The existence of a sexually dimorphic branch living out of the tropics is supported by studies on other bird families (Bailey, 1978; Friedman et al., 2009), while Price, Lanyon, and Omland (2009) pointed on singing by both sexes as the tropical ancestral state in New World blackbirds. Species we classified in the sexually dimorphic group (Fig. S1c) are mostly adapted to life in harsh environments. An extraordinary variety of true rosefinches (clade 5) are living in the Himalayas, which are thought to be a source of species radiation (Tietze et al., 2013). Within clade 6, the trumpeter finch Bucanetes githagineus and the Mongolian finch Eremopsaltria mongolica live in deserts or semi‐deserts, and the Blanford's rosefinch Agraphospiza rubescens lives in the Himalayas. Other species of this group have a circumpolar distribution and live in coniferous forests (the white‐winged crossbill Loxia leucoptera, the red crossbill Loxia curvirostra). However, mountain finches (Leucosticte) live in Asian tundras and high mountains and display no or only weak sexual dimorphism, thus tolerance of harsh habitats does not necessarily entail sexual dimorphism. Contrary to erroneous ideas resulting from the ordinary confusion between stress and disturbance (Borics, Várbiró, & Padisák, 2013), such harsh habitats are highly predictable (Greenslade, 1983), allowing seasonal short‐distance (altitudinal) or long‐distance (latitudinal) migration to cope with foraging and breeding bird requirements. According to Ponge (2013) cyclic, seasonal processes to which organisms are adapted allows anticipation, a key adaptive trait of strategy B.

INFORMATION GIVEN =
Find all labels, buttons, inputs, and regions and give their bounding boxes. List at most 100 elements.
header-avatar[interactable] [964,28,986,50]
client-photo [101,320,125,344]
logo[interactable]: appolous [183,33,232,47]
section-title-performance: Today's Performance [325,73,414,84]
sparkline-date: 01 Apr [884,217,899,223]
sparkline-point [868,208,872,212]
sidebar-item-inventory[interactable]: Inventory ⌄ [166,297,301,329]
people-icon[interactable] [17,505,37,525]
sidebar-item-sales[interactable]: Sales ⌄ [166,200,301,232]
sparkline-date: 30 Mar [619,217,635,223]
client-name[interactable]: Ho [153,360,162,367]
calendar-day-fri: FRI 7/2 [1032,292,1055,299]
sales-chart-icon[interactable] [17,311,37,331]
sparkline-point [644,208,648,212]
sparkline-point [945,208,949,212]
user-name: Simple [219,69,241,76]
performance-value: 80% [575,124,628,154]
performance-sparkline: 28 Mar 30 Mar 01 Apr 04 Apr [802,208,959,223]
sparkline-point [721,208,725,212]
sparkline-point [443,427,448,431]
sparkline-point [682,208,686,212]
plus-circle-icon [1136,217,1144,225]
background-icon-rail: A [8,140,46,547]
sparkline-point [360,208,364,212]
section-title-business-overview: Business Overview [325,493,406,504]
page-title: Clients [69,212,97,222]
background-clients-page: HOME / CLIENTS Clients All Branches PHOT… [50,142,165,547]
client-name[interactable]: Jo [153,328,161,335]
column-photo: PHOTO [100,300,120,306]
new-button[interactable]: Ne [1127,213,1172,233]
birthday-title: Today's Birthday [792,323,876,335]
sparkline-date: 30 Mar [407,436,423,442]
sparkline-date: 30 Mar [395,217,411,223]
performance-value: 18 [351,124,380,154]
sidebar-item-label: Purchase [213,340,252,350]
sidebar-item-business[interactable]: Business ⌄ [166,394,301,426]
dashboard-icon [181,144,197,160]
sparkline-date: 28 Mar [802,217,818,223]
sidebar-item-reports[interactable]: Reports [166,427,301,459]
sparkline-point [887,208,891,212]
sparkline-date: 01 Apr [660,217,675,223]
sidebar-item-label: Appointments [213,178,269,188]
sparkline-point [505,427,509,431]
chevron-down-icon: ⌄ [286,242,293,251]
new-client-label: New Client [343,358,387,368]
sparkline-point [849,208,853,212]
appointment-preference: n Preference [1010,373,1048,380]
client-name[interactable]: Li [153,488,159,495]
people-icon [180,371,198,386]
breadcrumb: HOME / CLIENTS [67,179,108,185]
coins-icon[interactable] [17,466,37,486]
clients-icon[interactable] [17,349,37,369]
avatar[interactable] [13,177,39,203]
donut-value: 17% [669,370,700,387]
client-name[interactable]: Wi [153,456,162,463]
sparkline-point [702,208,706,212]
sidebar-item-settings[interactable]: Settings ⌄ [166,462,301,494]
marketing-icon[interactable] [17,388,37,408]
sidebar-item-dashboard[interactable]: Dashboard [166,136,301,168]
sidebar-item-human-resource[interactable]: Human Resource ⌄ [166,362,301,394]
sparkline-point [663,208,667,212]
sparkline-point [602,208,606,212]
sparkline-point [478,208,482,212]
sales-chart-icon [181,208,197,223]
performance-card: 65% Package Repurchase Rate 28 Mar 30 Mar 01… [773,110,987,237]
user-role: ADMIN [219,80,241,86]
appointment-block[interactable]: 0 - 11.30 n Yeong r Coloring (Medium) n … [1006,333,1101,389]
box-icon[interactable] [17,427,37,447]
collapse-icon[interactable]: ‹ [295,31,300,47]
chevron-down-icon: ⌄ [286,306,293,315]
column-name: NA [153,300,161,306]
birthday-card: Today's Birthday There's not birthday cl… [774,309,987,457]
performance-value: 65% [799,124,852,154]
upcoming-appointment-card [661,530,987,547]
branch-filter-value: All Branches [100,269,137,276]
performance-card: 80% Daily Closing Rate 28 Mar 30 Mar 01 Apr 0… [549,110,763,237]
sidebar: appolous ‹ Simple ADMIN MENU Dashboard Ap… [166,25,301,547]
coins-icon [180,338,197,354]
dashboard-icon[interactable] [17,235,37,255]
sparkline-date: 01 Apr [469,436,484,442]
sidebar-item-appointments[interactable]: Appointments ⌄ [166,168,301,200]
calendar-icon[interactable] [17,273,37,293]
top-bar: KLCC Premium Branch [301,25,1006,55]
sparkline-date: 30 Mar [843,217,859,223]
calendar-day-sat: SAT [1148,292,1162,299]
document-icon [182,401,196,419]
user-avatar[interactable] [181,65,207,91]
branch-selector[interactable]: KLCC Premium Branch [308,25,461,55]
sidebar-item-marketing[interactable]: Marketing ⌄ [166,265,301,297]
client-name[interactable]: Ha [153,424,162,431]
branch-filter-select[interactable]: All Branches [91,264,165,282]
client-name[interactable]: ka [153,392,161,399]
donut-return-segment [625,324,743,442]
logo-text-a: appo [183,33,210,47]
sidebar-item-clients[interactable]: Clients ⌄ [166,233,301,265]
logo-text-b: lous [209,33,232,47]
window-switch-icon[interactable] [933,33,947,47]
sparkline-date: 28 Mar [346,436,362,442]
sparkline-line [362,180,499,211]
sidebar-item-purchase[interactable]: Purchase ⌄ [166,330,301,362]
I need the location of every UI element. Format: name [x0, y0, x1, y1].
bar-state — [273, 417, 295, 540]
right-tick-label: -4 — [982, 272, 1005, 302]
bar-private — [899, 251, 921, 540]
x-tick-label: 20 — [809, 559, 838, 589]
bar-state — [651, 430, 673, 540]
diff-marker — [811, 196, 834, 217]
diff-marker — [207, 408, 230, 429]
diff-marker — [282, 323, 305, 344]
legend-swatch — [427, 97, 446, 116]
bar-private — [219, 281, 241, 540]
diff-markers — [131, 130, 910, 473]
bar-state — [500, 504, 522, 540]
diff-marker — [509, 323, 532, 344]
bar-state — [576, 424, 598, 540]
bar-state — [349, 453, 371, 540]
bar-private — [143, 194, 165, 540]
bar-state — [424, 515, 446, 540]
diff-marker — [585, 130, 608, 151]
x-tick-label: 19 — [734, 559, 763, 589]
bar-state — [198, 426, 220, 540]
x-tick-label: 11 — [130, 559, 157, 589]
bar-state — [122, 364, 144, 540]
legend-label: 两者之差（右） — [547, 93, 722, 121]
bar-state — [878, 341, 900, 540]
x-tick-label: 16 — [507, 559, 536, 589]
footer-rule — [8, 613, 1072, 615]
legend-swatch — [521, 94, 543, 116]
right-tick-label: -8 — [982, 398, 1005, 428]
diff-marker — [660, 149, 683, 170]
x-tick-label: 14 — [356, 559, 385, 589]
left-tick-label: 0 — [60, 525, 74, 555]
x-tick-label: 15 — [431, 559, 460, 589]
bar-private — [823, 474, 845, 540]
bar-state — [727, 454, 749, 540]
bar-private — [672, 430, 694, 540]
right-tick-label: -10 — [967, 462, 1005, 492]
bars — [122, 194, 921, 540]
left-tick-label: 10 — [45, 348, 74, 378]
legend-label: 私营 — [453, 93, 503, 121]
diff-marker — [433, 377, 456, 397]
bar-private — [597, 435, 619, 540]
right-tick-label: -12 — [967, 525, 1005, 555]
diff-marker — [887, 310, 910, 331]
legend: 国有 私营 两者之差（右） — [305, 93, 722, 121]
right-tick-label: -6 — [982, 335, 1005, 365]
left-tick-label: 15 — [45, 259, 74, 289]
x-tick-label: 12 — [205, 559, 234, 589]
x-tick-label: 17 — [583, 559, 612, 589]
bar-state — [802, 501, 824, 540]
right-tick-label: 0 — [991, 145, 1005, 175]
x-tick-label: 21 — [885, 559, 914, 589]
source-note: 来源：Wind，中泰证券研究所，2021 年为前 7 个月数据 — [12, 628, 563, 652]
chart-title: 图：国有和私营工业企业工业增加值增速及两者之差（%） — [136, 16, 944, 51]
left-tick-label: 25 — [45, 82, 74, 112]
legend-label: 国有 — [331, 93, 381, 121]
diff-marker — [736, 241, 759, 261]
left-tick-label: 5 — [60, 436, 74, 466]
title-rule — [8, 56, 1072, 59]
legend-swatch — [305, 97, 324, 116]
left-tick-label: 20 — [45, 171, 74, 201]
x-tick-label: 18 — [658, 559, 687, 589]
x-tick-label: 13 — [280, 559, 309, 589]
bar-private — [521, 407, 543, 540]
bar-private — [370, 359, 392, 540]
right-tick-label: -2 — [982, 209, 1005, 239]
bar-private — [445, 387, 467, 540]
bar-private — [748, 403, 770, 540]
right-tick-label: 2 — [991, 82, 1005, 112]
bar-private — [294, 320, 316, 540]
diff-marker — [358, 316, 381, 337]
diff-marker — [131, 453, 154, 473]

WHAT TO WORK ON = From the passage on sexual dimorphism in finches, list each bird species given with both a common name and a two-part scientific name. The data is separate material, unrelated to the passage on sexual dimorphism in finches.

TASK RESPONSE =
- trumpeter finch, Bucanetes githagineus
- Mongolian finch, Eremopsaltria mongolica
- Blanford's rosefinch, Agraphospiza rubescens
- white‐winged crossbill, Loxia leucoptera
- red crossbill, Loxia curvirostra